§ **Exercise objective**
In your copy, repeat the records exactly and leave out the pictures.

§ **Entries supplied**
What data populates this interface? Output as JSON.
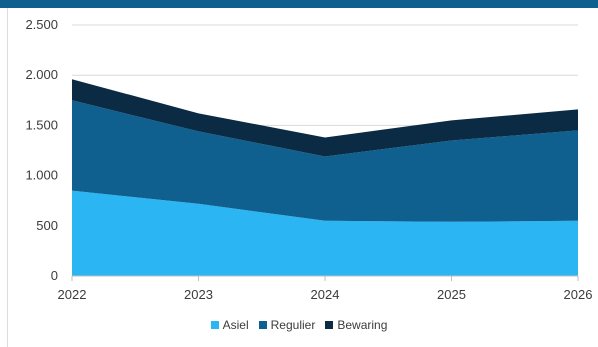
{
  "chart_data": {
    "type": "area",
    "stacked": true,
    "title": "",
    "xlabel": "",
    "ylabel": "",
    "x": [
      "2022",
      "2023",
      "2024",
      "2025",
      "2026"
    ],
    "ylim": [
      0,
      2500
    ],
    "yticks": [
      0,
      500,
      1000,
      1500,
      2000,
      2500
    ],
    "ytick_labels": [
      "0",
      "500",
      "1.000",
      "1.500",
      "2.000",
      "2.500"
    ],
    "grid": true,
    "legend_position": "bottom",
    "series": [
      {
        "name": "Asiel",
        "color": "#2bb5f2",
        "values": [
          850,
          720,
          550,
          540,
          550
        ]
      },
      {
        "name": "Regulier",
        "color": "#0f5f8f",
        "values": [
          900,
          720,
          640,
          810,
          900
        ]
      },
      {
        "name": "Bewaring",
        "color": "#0b2b45",
        "values": [
          210,
          180,
          190,
          200,
          210
        ]
      }
    ]
  }
}
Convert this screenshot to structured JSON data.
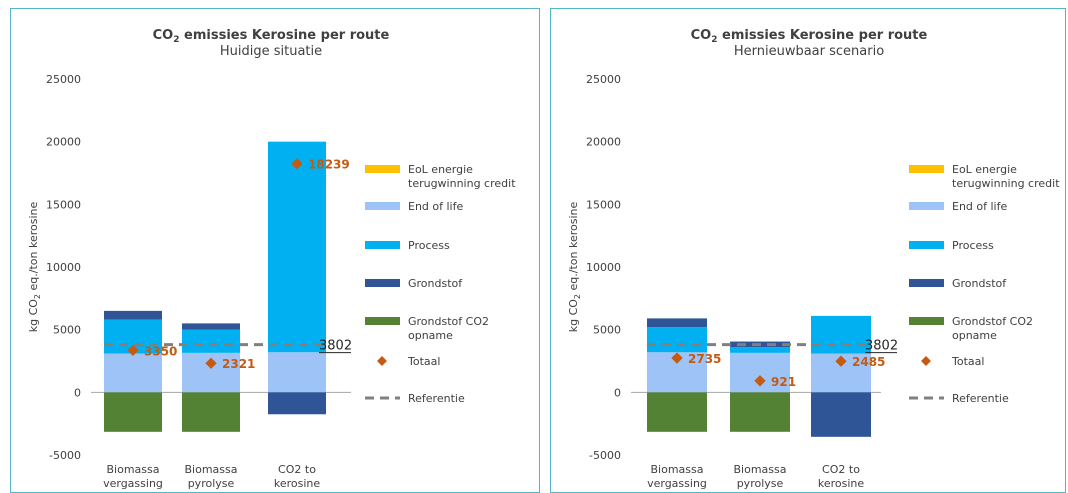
{
  "colors": {
    "eol_credit": "#ffc000",
    "end_of_life": "#9dc3f7",
    "process": "#00b0f0",
    "grondstof": "#2f5597",
    "grondstof_co2": "#548235",
    "totaal": "#c55a11",
    "referentie": "#808080",
    "axis_text": "#404040"
  },
  "chart_data": [
    {
      "type": "bar",
      "title": "CO₂ emissies Kerosine per route",
      "subtitle": "Huidige situatie",
      "ylabel": "kg CO₂ eq./ton kerosine",
      "ylim": [
        -5000,
        25000
      ],
      "yticks": [
        -5000,
        0,
        5000,
        10000,
        15000,
        20000,
        25000
      ],
      "categories": [
        [
          "Biomassa",
          "vergassing"
        ],
        [
          "Biomassa",
          "pyrolyse"
        ],
        [
          "CO2 to",
          "kerosine"
        ]
      ],
      "series": [
        {
          "name": "EoL energie terugwinning credit",
          "values": [
            0,
            0,
            0
          ]
        },
        {
          "name": "End of life",
          "values": [
            3100,
            3150,
            3200
          ]
        },
        {
          "name": "Process",
          "values": [
            2700,
            1850,
            16800
          ]
        },
        {
          "name": "Grondstof",
          "values": [
            700,
            500,
            -1750
          ]
        },
        {
          "name": "Grondstof CO2 opname",
          "values": [
            -3150,
            -3150,
            0
          ]
        }
      ],
      "totaal": {
        "name": "Totaal",
        "values": [
          3350,
          2321,
          18239
        ],
        "labels": [
          "3350",
          "2321",
          "18239"
        ]
      },
      "referentie": {
        "name": "Referentie",
        "value": 3802,
        "label": "3802"
      },
      "legend_position": "right",
      "grid": false
    },
    {
      "type": "bar",
      "title": "CO₂ emissies Kerosine per route",
      "subtitle": "Hernieuwbaar scenario",
      "ylabel": "kg CO₂ eq./ton kerosine",
      "ylim": [
        -5000,
        25000
      ],
      "yticks": [
        -5000,
        0,
        5000,
        10000,
        15000,
        20000,
        25000
      ],
      "categories": [
        [
          "Biomassa",
          "vergassing"
        ],
        [
          "Biomassa",
          "pyrolyse"
        ],
        [
          "CO2 to",
          "kerosine"
        ]
      ],
      "series": [
        {
          "name": "EoL energie terugwinning credit",
          "values": [
            0,
            0,
            0
          ]
        },
        {
          "name": "End of life",
          "values": [
            3200,
            3150,
            3100
          ]
        },
        {
          "name": "Process",
          "values": [
            2000,
            450,
            3000
          ]
        },
        {
          "name": "Grondstof",
          "values": [
            700,
            450,
            -3550
          ]
        },
        {
          "name": "Grondstof CO2 opname",
          "values": [
            -3150,
            -3150,
            0
          ]
        }
      ],
      "totaal": {
        "name": "Totaal",
        "values": [
          2735,
          921,
          2485
        ],
        "labels": [
          "2735",
          "921",
          "2485"
        ]
      },
      "referentie": {
        "name": "Referentie",
        "value": 3802,
        "label": "3802"
      },
      "legend_position": "right",
      "grid": false
    }
  ]
}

§ **Task answer**
What data populates this interface? Output as JSON.
{
  "chart_data": {
    "type": "area",
    "stacked": true,
    "title": "",
    "xlabel": "",
    "ylabel": "",
    "x": [
      "2022",
      "2023",
      "2024",
      "2025",
      "2026"
    ],
    "ylim": [
      0,
      2500
    ],
    "yticks": [
      0,
      500,
      1000,
      1500,
      2000,
      2500
    ],
    "ytick_labels": [
      "0",
      "500",
      "1.000",
      "1.500",
      "2.000",
      "2.500"
    ],
    "grid": true,
    "legend_position": "bottom",
    "series": [
      {
        "name": "Asiel",
        "color": "#2bb5f2",
        "values": [
          850,
          720,
          550,
          540,
          550
        ]
      },
      {
        "name": "Regulier",
        "color": "#0f5f8f",
        "values": [
          900,
          720,
          640,
          810,
          900
        ]
      },
      {
        "name": "Bewaring",
        "color": "#0b2b45",
        "values": [
          210,
          180,
          190,
          200,
          210
        ]
      }
    ]
  }
}
Convert this screenshot to structured JSON data.
{
  "colors": {
    "eol_credit": "#ffc000",
    "end_of_life": "#9dc3f7",
    "process": "#00b0f0",
    "grondstof": "#2f5597",
    "grondstof_co2": "#548235",
    "totaal": "#c55a11",
    "referentie": "#808080",
    "axis_text": "#404040"
  },
  "chart_data": [
    {
      "type": "bar",
      "title": "CO₂ emissies Kerosine per route",
      "subtitle": "Huidige situatie",
      "ylabel": "kg CO₂ eq./ton kerosine",
      "ylim": [
        -5000,
        25000
      ],
      "yticks": [
        -5000,
        0,
        5000,
        10000,
        15000,
        20000,
        25000
      ],
      "categories": [
        [
          "Biomassa",
          "vergassing"
        ],
        [
          "Biomassa",
          "pyrolyse"
        ],
        [
          "CO2 to",
          "kerosine"
        ]
      ],
      "series": [
        {
          "name": "EoL energie terugwinning credit",
          "values": [
            0,
            0,
            0
          ]
        },
        {
          "name": "End of life",
          "values": [
            3100,
            3150,
            3200
          ]
        },
        {
          "name": "Process",
          "values": [
            2700,
            1850,
            16800
          ]
        },
        {
          "name": "Grondstof",
          "values": [
            700,
            500,
            -1750
          ]
        },
        {
          "name": "Grondstof CO2 opname",
          "values": [
            -3150,
            -3150,
            0
          ]
        }
      ],
      "totaal": {
        "name": "Totaal",
        "values": [
          3350,
          2321,
          18239
        ],
        "labels": [
          "3350",
          "2321",
          "18239"
        ]
      },
      "referentie": {
        "name": "Referentie",
        "value": 3802,
        "label": "3802"
      },
      "legend_position": "right",
      "grid": false
    },
    {
      "type": "bar",
      "title": "CO₂ emissies Kerosine per route",
      "subtitle": "Hernieuwbaar scenario",
      "ylabel": "kg CO₂ eq./ton kerosine",
      "ylim": [
        -5000,
        25000
      ],
      "yticks": [
        -5000,
        0,
        5000,
        10000,
        15000,
        20000,
        25000
      ],
      "categories": [
        [
          "Biomassa",
          "vergassing"
        ],
        [
          "Biomassa",
          "pyrolyse"
        ],
        [
          "CO2 to",
          "kerosine"
        ]
      ],
      "series": [
        {
          "name": "EoL energie terugwinning credit",
          "values": [
            0,
            0,
            0
          ]
        },
        {
          "name": "End of life",
          "values": [
            3200,
            3150,
            3100
          ]
        },
        {
          "name": "Process",
          "values": [
            2000,
            450,
            3000
          ]
        },
        {
          "name": "Grondstof",
          "values": [
            700,
            450,
            -3550
          ]
        },
        {
          "name": "Grondstof CO2 opname",
          "values": [
            -3150,
            -3150,
            0
          ]
        }
      ],
      "totaal": {
        "name": "Totaal",
        "values": [
          2735,
          921,
          2485
        ],
        "labels": [
          "2735",
          "921",
          "2485"
        ]
      },
      "referentie": {
        "name": "Referentie",
        "value": 3802,
        "label": "3802"
      },
      "legend_position": "right",
      "grid": false
    }
  ]
}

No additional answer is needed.